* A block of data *

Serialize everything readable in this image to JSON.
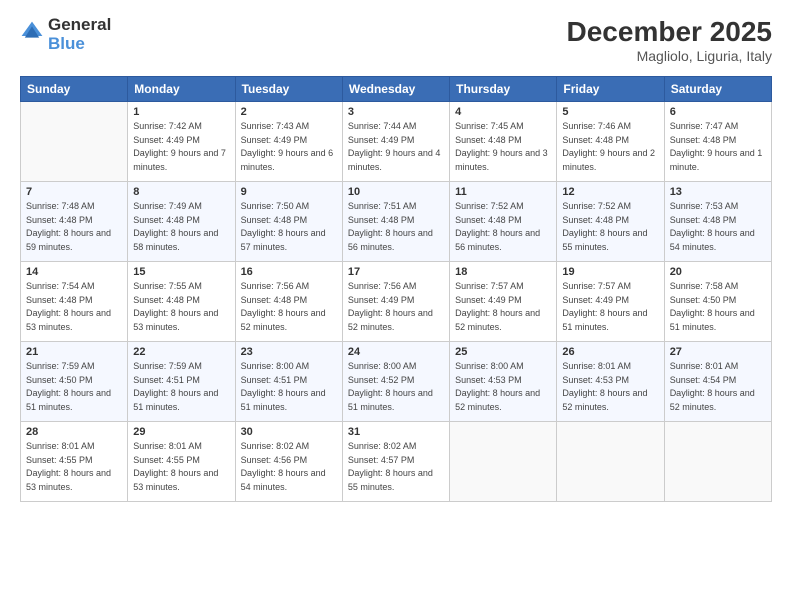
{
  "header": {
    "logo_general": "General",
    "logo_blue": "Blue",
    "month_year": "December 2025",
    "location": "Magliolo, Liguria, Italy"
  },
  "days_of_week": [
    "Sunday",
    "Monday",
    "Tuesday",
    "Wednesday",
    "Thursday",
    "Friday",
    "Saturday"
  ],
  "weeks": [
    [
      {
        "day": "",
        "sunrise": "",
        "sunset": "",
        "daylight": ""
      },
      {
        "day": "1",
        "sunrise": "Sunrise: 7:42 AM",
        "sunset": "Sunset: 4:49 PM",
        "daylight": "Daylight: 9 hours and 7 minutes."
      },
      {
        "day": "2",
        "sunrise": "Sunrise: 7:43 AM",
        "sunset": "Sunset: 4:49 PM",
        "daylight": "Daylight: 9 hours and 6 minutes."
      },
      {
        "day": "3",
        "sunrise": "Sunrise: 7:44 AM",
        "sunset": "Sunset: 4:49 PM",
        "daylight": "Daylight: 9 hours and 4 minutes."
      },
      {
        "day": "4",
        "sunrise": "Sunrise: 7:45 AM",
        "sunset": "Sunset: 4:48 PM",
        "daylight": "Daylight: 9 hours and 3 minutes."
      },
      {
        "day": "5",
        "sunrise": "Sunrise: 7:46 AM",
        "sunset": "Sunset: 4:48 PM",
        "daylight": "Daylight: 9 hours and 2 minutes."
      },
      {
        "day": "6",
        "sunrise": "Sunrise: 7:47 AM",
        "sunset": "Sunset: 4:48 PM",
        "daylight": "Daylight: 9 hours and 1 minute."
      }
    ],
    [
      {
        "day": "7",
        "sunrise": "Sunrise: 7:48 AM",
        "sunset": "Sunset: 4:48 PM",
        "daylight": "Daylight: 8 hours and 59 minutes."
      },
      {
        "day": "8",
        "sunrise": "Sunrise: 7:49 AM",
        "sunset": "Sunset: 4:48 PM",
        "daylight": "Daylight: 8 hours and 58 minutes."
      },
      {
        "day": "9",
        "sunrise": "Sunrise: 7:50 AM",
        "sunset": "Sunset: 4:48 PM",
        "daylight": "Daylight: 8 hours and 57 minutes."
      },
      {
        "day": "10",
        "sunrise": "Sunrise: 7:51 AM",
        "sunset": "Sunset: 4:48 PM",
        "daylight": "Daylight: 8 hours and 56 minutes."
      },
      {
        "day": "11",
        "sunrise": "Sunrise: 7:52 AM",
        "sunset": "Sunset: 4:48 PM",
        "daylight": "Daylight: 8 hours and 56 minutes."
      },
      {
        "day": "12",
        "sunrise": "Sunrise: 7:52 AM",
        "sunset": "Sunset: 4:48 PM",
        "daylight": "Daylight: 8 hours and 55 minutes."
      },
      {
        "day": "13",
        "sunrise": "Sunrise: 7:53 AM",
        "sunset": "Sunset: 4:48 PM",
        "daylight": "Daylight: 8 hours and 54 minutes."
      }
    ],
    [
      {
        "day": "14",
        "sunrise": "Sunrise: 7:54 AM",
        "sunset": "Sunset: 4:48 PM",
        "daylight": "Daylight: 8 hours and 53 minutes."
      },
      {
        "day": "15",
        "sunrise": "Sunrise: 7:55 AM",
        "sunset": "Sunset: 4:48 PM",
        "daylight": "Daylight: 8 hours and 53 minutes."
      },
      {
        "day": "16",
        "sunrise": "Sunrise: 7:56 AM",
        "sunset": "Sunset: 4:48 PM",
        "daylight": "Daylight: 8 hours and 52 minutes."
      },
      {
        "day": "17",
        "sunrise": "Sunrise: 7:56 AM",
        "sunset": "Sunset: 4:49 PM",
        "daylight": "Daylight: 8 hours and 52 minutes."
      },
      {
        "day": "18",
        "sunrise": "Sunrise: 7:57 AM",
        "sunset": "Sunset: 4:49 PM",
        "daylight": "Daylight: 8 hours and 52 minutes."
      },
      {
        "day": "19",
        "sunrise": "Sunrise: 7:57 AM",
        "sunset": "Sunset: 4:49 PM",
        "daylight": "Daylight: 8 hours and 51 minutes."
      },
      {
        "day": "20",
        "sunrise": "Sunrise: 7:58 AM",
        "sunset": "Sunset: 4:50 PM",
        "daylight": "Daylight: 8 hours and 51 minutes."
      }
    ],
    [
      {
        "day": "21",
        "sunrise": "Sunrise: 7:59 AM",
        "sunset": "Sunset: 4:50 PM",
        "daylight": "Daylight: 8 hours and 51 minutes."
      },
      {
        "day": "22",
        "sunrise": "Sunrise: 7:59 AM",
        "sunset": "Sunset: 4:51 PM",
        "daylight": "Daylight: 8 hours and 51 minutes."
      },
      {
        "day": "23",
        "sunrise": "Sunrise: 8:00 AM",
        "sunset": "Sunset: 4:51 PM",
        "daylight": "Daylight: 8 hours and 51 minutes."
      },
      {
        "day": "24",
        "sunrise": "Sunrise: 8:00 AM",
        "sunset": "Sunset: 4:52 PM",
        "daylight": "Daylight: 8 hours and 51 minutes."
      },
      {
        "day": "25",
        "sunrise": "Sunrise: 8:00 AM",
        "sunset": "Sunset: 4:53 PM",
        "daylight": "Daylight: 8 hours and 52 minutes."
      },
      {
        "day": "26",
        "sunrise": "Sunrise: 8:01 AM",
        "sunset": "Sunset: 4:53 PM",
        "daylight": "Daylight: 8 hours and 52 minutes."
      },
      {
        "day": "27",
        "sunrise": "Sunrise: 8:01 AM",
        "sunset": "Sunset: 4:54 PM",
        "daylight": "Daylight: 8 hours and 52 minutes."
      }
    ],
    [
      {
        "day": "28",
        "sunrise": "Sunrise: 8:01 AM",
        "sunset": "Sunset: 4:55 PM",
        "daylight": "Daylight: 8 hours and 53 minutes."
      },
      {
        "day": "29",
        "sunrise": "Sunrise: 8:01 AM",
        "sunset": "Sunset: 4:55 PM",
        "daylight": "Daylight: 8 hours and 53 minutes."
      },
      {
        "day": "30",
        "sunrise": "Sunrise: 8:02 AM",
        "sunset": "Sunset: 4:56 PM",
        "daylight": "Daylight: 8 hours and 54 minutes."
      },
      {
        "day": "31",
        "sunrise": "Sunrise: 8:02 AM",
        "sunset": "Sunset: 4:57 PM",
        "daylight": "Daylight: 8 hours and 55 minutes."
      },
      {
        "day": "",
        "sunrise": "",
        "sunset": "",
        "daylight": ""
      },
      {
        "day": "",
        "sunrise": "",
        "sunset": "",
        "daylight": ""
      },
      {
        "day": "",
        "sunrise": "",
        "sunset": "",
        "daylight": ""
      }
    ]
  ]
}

* YOUR GOAL *
Leave the pictures out and reproduce all of the records exactly.

* EXERCISE RESPONSE *
Serialize everything readable in this image to JSON.
{
  "header": {
    "logo_general": "General",
    "logo_blue": "Blue",
    "month_year": "December 2025",
    "location": "Magliolo, Liguria, Italy"
  },
  "days_of_week": [
    "Sunday",
    "Monday",
    "Tuesday",
    "Wednesday",
    "Thursday",
    "Friday",
    "Saturday"
  ],
  "weeks": [
    [
      {
        "day": "",
        "sunrise": "",
        "sunset": "",
        "daylight": ""
      },
      {
        "day": "1",
        "sunrise": "Sunrise: 7:42 AM",
        "sunset": "Sunset: 4:49 PM",
        "daylight": "Daylight: 9 hours and 7 minutes."
      },
      {
        "day": "2",
        "sunrise": "Sunrise: 7:43 AM",
        "sunset": "Sunset: 4:49 PM",
        "daylight": "Daylight: 9 hours and 6 minutes."
      },
      {
        "day": "3",
        "sunrise": "Sunrise: 7:44 AM",
        "sunset": "Sunset: 4:49 PM",
        "daylight": "Daylight: 9 hours and 4 minutes."
      },
      {
        "day": "4",
        "sunrise": "Sunrise: 7:45 AM",
        "sunset": "Sunset: 4:48 PM",
        "daylight": "Daylight: 9 hours and 3 minutes."
      },
      {
        "day": "5",
        "sunrise": "Sunrise: 7:46 AM",
        "sunset": "Sunset: 4:48 PM",
        "daylight": "Daylight: 9 hours and 2 minutes."
      },
      {
        "day": "6",
        "sunrise": "Sunrise: 7:47 AM",
        "sunset": "Sunset: 4:48 PM",
        "daylight": "Daylight: 9 hours and 1 minute."
      }
    ],
    [
      {
        "day": "7",
        "sunrise": "Sunrise: 7:48 AM",
        "sunset": "Sunset: 4:48 PM",
        "daylight": "Daylight: 8 hours and 59 minutes."
      },
      {
        "day": "8",
        "sunrise": "Sunrise: 7:49 AM",
        "sunset": "Sunset: 4:48 PM",
        "daylight": "Daylight: 8 hours and 58 minutes."
      },
      {
        "day": "9",
        "sunrise": "Sunrise: 7:50 AM",
        "sunset": "Sunset: 4:48 PM",
        "daylight": "Daylight: 8 hours and 57 minutes."
      },
      {
        "day": "10",
        "sunrise": "Sunrise: 7:51 AM",
        "sunset": "Sunset: 4:48 PM",
        "daylight": "Daylight: 8 hours and 56 minutes."
      },
      {
        "day": "11",
        "sunrise": "Sunrise: 7:52 AM",
        "sunset": "Sunset: 4:48 PM",
        "daylight": "Daylight: 8 hours and 56 minutes."
      },
      {
        "day": "12",
        "sunrise": "Sunrise: 7:52 AM",
        "sunset": "Sunset: 4:48 PM",
        "daylight": "Daylight: 8 hours and 55 minutes."
      },
      {
        "day": "13",
        "sunrise": "Sunrise: 7:53 AM",
        "sunset": "Sunset: 4:48 PM",
        "daylight": "Daylight: 8 hours and 54 minutes."
      }
    ],
    [
      {
        "day": "14",
        "sunrise": "Sunrise: 7:54 AM",
        "sunset": "Sunset: 4:48 PM",
        "daylight": "Daylight: 8 hours and 53 minutes."
      },
      {
        "day": "15",
        "sunrise": "Sunrise: 7:55 AM",
        "sunset": "Sunset: 4:48 PM",
        "daylight": "Daylight: 8 hours and 53 minutes."
      },
      {
        "day": "16",
        "sunrise": "Sunrise: 7:56 AM",
        "sunset": "Sunset: 4:48 PM",
        "daylight": "Daylight: 8 hours and 52 minutes."
      },
      {
        "day": "17",
        "sunrise": "Sunrise: 7:56 AM",
        "sunset": "Sunset: 4:49 PM",
        "daylight": "Daylight: 8 hours and 52 minutes."
      },
      {
        "day": "18",
        "sunrise": "Sunrise: 7:57 AM",
        "sunset": "Sunset: 4:49 PM",
        "daylight": "Daylight: 8 hours and 52 minutes."
      },
      {
        "day": "19",
        "sunrise": "Sunrise: 7:57 AM",
        "sunset": "Sunset: 4:49 PM",
        "daylight": "Daylight: 8 hours and 51 minutes."
      },
      {
        "day": "20",
        "sunrise": "Sunrise: 7:58 AM",
        "sunset": "Sunset: 4:50 PM",
        "daylight": "Daylight: 8 hours and 51 minutes."
      }
    ],
    [
      {
        "day": "21",
        "sunrise": "Sunrise: 7:59 AM",
        "sunset": "Sunset: 4:50 PM",
        "daylight": "Daylight: 8 hours and 51 minutes."
      },
      {
        "day": "22",
        "sunrise": "Sunrise: 7:59 AM",
        "sunset": "Sunset: 4:51 PM",
        "daylight": "Daylight: 8 hours and 51 minutes."
      },
      {
        "day": "23",
        "sunrise": "Sunrise: 8:00 AM",
        "sunset": "Sunset: 4:51 PM",
        "daylight": "Daylight: 8 hours and 51 minutes."
      },
      {
        "day": "24",
        "sunrise": "Sunrise: 8:00 AM",
        "sunset": "Sunset: 4:52 PM",
        "daylight": "Daylight: 8 hours and 51 minutes."
      },
      {
        "day": "25",
        "sunrise": "Sunrise: 8:00 AM",
        "sunset": "Sunset: 4:53 PM",
        "daylight": "Daylight: 8 hours and 52 minutes."
      },
      {
        "day": "26",
        "sunrise": "Sunrise: 8:01 AM",
        "sunset": "Sunset: 4:53 PM",
        "daylight": "Daylight: 8 hours and 52 minutes."
      },
      {
        "day": "27",
        "sunrise": "Sunrise: 8:01 AM",
        "sunset": "Sunset: 4:54 PM",
        "daylight": "Daylight: 8 hours and 52 minutes."
      }
    ],
    [
      {
        "day": "28",
        "sunrise": "Sunrise: 8:01 AM",
        "sunset": "Sunset: 4:55 PM",
        "daylight": "Daylight: 8 hours and 53 minutes."
      },
      {
        "day": "29",
        "sunrise": "Sunrise: 8:01 AM",
        "sunset": "Sunset: 4:55 PM",
        "daylight": "Daylight: 8 hours and 53 minutes."
      },
      {
        "day": "30",
        "sunrise": "Sunrise: 8:02 AM",
        "sunset": "Sunset: 4:56 PM",
        "daylight": "Daylight: 8 hours and 54 minutes."
      },
      {
        "day": "31",
        "sunrise": "Sunrise: 8:02 AM",
        "sunset": "Sunset: 4:57 PM",
        "daylight": "Daylight: 8 hours and 55 minutes."
      },
      {
        "day": "",
        "sunrise": "",
        "sunset": "",
        "daylight": ""
      },
      {
        "day": "",
        "sunrise": "",
        "sunset": "",
        "daylight": ""
      },
      {
        "day": "",
        "sunrise": "",
        "sunset": "",
        "daylight": ""
      }
    ]
  ]
}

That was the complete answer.